+++ Textauszug +++

Werner Stephan (Politiker)
Werner Stephan (* 15. August 1895 in Altona; † 4. Juli 1984 in Bad Godesberg, Bonn) war ein deutscher Politiker. Er war Reichsgeschäftsführer der DDP, Bundesgeschäftsführer der FDP und erster Geschäftsführer der Friedrich-Naumann-Stiftung.
Leben
BearbeitenStephan besuchte bis zum Abitur 1913 das Königliche Christianeum.[1] Nach einem nicht abgeschlossenen Studium der Nationalökonomie in Tübingen und Hamburg, Kriegsdienst und Gefangenschaft war Stephan von 1922 bis 1929 Reichsgeschäftsführer der DDP[2]. 1926 heiratete er seine Frau Else, das Ehepaar bekam zwei Söhne.[3] Seine Kandidatur zum Abgeordneten des Preußischen Landtags scheiterte 1927 knapp.[3] Neben seiner Tätigkeit in der DDP durchlief er eine journalistische Ausbildung. Im Frühjahr 1929 trat er als Referent in die Presseabteilung der Reichsregierung ein, wo er zunächst für Gustav Stresemann arbeitete. Als Auftragsarbeit seines Freundes Theodor Tantzen verfasste er anonym eine Anti-Nazi-Broschüre mit dem Titel Bürger und Bauer erwache. Seine ältere Schwester Luise war seit 1925 mit dem Juden Friedrich Solmitz verheiratet. Trotzdem war sie eine begeisterte Hitler-Anhängerin. Erst als ihr Mann und ihre Tochter durch das Nazi-Regime diskriminiert und bedroht wurden, wandte sie sich von der NS-Ideologie ab.[4]
In der Zeit des Nationalsozialismus leitete Stephan als Vertreter des Reichspressechefs der NSDAP, Otto Dietrich, dessen Berliner Büro, dem ab August 1939 die neu geschaffene Presseaufnahmestelle für die Wortberichterstattung der Propagandakompanien (PK) beigeordnet war. Stephan hatte die PK-Berichte sachlich zu überwachen und für deren Verbreitung zu sorgen.[2] und war Leiter des Referats Inlandspresse und Ministerialrat im Reichspropagandaministerium.[5] 1938 trat er der NSDAP bei.[5] Während des Zweiten Weltkriegs war er beim Oberkommando der Wehrmacht Fachprüfer für Presseangelegenheiten und zuständig für die Propaganda, wobei er den Rang eines Oberleutnants der Infanterie bekleidete.[5]
Nach dem Zweiten Weltkrieg setzte sich unter anderem Theodor Heuss für Stephans Entnazifizierung ein.[5] Stephan war von 1951 bis 1953 Geschäftsführer der Dankspende des deutschen Volkes, danach von 1953 bis 1955 Pressereferent bei der Deutschen Forschungsgemeinschaft.

+++ Vorliegendes Material +++

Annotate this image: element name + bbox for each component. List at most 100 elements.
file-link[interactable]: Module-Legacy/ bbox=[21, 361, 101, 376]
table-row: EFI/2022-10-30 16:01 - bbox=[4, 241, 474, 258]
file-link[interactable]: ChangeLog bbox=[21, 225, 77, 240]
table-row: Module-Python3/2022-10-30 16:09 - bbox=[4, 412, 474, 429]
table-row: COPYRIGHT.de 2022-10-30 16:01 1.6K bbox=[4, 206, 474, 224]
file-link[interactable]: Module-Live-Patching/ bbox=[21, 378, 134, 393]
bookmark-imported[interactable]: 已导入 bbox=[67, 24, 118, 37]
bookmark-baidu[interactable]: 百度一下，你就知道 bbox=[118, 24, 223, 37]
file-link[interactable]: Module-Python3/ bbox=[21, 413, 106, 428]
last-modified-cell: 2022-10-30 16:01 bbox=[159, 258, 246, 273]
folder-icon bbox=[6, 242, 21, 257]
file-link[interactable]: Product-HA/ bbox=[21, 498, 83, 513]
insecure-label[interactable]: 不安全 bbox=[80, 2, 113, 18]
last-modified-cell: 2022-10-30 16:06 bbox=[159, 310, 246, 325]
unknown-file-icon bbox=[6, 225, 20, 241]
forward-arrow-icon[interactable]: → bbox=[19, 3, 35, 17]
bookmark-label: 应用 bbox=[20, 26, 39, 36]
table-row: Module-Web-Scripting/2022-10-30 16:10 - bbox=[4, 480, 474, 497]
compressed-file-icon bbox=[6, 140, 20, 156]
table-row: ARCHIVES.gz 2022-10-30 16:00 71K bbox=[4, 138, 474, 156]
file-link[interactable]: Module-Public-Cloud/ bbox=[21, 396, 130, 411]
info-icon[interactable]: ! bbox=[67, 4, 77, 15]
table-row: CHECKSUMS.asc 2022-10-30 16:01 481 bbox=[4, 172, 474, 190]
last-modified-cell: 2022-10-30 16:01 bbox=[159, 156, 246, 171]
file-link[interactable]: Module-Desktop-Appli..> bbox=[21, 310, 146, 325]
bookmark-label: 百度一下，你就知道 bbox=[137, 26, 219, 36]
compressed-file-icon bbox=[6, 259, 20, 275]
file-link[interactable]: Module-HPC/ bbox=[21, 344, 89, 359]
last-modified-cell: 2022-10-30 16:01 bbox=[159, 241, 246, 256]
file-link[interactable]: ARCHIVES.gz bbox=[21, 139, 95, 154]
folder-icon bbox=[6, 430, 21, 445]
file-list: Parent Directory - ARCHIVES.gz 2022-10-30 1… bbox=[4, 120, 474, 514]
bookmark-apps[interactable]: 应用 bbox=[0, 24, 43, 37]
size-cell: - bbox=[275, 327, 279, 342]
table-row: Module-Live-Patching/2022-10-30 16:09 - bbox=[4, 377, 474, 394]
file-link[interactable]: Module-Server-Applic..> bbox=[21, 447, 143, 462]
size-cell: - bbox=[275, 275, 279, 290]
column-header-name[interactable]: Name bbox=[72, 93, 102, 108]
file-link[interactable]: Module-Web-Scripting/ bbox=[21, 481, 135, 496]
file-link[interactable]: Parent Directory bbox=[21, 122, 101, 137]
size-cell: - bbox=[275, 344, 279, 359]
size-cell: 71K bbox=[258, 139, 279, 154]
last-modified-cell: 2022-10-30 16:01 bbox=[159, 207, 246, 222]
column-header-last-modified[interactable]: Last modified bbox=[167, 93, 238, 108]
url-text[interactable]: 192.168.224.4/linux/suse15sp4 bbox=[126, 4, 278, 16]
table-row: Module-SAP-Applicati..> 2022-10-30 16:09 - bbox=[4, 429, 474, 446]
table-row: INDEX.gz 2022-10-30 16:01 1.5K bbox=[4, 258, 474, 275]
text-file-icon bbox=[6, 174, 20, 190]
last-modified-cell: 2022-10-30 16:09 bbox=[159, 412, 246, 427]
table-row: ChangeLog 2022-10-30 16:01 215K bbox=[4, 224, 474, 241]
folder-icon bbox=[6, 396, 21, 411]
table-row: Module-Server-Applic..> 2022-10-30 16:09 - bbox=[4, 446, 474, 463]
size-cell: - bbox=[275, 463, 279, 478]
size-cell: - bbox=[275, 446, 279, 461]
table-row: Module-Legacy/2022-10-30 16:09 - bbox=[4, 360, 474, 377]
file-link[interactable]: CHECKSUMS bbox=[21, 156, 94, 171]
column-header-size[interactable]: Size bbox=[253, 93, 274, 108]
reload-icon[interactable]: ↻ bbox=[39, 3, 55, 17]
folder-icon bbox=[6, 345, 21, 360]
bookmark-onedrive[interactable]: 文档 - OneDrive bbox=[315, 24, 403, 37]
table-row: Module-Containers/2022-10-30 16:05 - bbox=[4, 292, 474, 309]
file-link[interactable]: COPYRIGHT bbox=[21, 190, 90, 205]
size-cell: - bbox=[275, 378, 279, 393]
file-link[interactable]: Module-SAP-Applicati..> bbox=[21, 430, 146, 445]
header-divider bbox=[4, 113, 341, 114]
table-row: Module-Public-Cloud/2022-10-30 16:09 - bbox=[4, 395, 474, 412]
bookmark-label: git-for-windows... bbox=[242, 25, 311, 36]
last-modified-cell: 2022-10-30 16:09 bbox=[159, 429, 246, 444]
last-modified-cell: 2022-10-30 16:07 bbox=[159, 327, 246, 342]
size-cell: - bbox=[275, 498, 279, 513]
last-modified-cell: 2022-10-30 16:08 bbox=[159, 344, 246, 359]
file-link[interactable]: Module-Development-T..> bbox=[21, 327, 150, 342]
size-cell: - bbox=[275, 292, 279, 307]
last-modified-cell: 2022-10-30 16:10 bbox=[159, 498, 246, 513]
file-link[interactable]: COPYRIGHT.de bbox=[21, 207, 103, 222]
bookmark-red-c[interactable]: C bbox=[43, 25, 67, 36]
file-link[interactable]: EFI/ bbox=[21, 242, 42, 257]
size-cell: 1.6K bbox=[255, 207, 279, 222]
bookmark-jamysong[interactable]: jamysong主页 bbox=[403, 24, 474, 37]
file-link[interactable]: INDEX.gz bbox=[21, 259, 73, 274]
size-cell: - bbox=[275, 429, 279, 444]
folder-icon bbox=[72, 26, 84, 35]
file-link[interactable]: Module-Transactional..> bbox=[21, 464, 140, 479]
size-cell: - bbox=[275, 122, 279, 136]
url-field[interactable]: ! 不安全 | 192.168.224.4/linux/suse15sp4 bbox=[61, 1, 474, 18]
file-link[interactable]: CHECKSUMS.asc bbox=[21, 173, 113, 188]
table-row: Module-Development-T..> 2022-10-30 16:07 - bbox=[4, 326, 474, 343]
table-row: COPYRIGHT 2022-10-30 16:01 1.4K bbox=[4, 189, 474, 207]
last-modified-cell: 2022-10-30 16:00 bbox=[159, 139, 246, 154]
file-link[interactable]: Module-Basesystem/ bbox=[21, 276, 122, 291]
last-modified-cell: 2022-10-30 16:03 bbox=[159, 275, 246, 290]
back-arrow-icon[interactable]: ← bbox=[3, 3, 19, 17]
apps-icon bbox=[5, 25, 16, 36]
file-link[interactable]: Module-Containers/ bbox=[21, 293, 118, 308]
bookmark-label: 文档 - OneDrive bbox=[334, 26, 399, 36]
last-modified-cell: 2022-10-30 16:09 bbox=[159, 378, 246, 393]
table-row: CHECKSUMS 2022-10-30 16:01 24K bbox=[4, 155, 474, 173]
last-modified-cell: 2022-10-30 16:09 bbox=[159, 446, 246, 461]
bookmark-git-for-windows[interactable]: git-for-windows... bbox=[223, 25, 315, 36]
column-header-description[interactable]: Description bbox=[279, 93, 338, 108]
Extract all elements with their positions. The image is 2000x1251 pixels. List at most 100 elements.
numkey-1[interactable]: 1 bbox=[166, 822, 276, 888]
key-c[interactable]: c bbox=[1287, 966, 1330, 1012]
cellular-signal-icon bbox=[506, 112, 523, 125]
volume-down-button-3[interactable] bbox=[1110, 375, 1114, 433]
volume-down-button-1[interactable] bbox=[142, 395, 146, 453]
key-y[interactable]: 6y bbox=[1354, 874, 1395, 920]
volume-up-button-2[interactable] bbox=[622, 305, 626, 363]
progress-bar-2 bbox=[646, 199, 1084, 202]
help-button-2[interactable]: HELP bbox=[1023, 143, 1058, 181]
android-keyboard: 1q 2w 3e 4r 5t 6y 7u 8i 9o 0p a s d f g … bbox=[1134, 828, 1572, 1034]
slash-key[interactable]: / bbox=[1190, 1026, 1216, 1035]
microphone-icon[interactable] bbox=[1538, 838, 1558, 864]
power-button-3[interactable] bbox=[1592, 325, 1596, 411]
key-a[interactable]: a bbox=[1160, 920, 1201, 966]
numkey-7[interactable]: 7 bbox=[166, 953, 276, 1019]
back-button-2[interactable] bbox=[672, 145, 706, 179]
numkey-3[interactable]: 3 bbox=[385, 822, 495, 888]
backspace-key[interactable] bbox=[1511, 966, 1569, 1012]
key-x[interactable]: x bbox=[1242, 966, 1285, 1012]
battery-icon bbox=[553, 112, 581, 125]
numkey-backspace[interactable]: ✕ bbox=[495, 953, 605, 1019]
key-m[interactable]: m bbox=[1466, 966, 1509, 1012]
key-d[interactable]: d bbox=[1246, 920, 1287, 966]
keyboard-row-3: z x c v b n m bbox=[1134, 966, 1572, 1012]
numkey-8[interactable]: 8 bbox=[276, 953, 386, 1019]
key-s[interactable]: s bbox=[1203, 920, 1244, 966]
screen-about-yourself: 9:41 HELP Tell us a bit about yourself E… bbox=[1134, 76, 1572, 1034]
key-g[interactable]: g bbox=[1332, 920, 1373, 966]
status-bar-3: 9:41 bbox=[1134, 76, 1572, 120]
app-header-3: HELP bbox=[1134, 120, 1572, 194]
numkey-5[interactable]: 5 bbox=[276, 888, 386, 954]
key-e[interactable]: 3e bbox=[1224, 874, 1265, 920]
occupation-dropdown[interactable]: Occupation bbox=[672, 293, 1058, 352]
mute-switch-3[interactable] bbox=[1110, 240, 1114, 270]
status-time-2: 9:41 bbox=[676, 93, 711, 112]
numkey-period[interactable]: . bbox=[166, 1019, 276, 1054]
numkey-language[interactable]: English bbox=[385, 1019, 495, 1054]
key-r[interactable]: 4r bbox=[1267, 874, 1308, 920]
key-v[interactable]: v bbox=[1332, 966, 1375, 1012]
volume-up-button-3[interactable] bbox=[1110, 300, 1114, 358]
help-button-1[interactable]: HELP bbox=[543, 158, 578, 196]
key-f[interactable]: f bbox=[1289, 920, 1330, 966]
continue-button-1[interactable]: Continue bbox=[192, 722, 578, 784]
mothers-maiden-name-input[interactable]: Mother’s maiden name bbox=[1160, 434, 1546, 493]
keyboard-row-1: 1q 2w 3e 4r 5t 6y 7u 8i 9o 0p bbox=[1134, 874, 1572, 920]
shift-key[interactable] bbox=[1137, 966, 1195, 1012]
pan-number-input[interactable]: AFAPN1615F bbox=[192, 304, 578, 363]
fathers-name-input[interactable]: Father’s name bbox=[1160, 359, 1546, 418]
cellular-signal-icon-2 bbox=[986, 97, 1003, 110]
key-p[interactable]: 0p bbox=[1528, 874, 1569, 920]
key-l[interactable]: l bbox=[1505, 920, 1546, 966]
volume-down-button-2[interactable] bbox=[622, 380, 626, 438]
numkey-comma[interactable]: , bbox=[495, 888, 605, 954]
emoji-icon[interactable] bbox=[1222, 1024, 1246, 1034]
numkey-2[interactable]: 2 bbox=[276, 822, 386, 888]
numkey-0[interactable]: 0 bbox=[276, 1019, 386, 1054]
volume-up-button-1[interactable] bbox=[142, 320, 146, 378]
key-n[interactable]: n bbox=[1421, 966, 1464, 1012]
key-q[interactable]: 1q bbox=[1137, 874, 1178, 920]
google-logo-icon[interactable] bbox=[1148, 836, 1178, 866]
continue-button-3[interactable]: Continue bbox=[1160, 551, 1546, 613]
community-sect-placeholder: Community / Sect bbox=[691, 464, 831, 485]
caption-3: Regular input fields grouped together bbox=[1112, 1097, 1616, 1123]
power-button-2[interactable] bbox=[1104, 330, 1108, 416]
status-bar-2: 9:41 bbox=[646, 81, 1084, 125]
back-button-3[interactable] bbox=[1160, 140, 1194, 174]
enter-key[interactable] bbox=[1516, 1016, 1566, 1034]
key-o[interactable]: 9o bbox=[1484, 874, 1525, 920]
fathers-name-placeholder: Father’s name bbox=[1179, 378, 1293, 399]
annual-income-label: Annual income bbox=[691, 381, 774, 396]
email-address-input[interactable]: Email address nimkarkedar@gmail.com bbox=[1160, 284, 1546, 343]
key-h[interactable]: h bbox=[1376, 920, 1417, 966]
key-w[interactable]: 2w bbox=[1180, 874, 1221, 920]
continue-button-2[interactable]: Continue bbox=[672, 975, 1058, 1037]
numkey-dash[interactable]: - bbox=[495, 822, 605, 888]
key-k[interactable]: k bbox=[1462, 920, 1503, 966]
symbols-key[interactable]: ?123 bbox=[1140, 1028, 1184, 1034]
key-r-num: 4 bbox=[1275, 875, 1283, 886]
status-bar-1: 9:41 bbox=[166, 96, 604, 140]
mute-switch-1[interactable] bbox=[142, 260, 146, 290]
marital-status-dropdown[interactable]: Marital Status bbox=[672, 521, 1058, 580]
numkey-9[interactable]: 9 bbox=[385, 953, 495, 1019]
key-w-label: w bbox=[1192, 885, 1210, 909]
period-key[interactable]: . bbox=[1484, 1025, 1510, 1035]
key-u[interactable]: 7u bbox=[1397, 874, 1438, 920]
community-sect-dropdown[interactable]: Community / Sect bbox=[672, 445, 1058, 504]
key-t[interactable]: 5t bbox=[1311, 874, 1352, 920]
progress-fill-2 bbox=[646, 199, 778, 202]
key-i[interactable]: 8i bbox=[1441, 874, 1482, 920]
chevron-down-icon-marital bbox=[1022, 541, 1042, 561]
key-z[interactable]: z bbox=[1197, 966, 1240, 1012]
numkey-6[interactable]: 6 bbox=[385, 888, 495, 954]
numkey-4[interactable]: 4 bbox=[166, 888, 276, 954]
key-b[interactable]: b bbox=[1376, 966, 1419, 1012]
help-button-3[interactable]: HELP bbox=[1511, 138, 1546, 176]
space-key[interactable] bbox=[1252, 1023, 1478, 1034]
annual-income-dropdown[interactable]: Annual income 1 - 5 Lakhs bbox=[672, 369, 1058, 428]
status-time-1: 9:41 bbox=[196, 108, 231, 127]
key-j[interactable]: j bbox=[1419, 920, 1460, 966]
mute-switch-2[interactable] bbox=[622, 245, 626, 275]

+++

§ **Arbeitsaufträge**:
1/ Gib aus dem Text über Werner Stephan den Abschnitt wortgetreu aus, der mit den Worten „Werner Stephan (*“ beginnt und mit „Geschäftsführer der Friedrich-Naumann-Stiftung.“ schließt.
2/ Wandle den Teil der Auflistung, der mit ihrer ersten Zeile beginnt und mit der Zeile endet, die „447, 143, 462]“ enthält, in eine nummerierte Liste um. Beide Endzeilen gehören dazu, Leerzeilen entfallen.

§ **Endergebnisse**:
1/
Werner Stephan (* 15. August 1895 in Altona; † 4. Juli 1984 in Bad Godesberg, Bonn) war ein deutscher Politiker. Er war Reichsgeschäftsführer der DDP, Bundesgeschäftsführer der FDP und erster Geschäftsführer der Friedrich-Naumann-Stiftung.

2/
1. Annotate this image: element name + bbox for each component. List at most 100 elements.
2. file-link[interactable]: Module-Legacy/ bbox=[21, 361, 101, 376]
3. table-row: EFI/2022-10-30 16:01 - bbox=[4, 241, 474, 258]
4. file-link[interactable]: ChangeLog bbox=[21, 225, 77, 240]
5. table-row: Module-Python3/2022-10-30 16:09 - bbox=[4, 412, 474, 429]
6. table-row: COPYRIGHT.de 2022-10-30 16:01 1.6K bbox=[4, 206, 474, 224]
7. file-link[interactable]: Module-Live-Patching/ bbox=[21, 378, 134, 393]
8. bookmark-imported[interactable]: 已导入 bbox=[67, 24, 118, 37]
9. bookmark-baidu[interactable]: 百度一下，你就知道 bbox=[118, 24, 223, 37]
10. file-link[interactable]: Module-Python3/ bbox=[21, 413, 106, 428]
11. last-modified-cell: 2022-10-30 16:01 bbox=[159, 258, 246, 273]
12. folder-icon bbox=[6, 242, 21, 257]
13. file-link[interactable]: Product-HA/ bbox=[21, 498, 83, 513]
14. insecure-label[interactable]: 不安全 bbox=[80, 2, 113, 18]
15. last-modified-cell: 2022-10-30 16:06 bbox=[159, 310, 246, 325]
16. unknown-file-icon bbox=[6, 225, 20, 241]
17. forward-arrow-icon[interactable]: → bbox=[19, 3, 35, 17]
18. bookmark-label: 应用 bbox=[20, 26, 39, 36]
19. table-row: Module-Web-Scripting/2022-10-30 16:10 - bbox=[4, 480, 474, 497]
20. compressed-file-icon bbox=[6, 140, 20, 156]
21. table-row: ARCHIVES.gz 2022-10-30 16:00 71K bbox=[4, 138, 474, 156]
22. file-link[interactable]: Module-Public-Cloud/ bbox=[21, 396, 130, 411]
23. info-icon[interactable]: ! bbox=[67, 4, 77, 15]
24. table-row: CHECKSUMS.asc 2022-10-30 16:01 481 bbox=[4, 172, 474, 190]
25. last-modified-cell: 2022-10-30 16:01 bbox=[159, 156, 246, 171]
26. file-link[interactable]: Module-Desktop-Appli..> bbox=[21, 310, 146, 325]
27. bookmark-label: 百度一下，你就知道 bbox=[137, 26, 219, 36]
28. compressed-file-icon bbox=[6, 259, 20, 275]
29. file-link[interactable]: Module-HPC/ bbox=[21, 344, 89, 359]
30. last-modified-cell: 2022-10-30 16:01 bbox=[159, 241, 246, 256]
31. file-link[interactable]: ARCHIVES.gz bbox=[21, 139, 95, 154]
32. folder-icon bbox=[6, 430, 21, 445]
33. file-list: Parent Directory - ARCHIVES.gz 2022-10-30 1… bbox=[4, 120, 474, 514]
34. bookmark-apps[interactable]: 应用 bbox=[0, 24, 43, 37]
35. size-cell: - bbox=[275, 327, 279, 342]
36. table-row: Module-Live-Patching/2022-10-30 16:09 - bbox=[4, 377, 474, 394]
37. file-link[interactable]: Module-Server-Applic..> bbox=[21, 447, 143, 462]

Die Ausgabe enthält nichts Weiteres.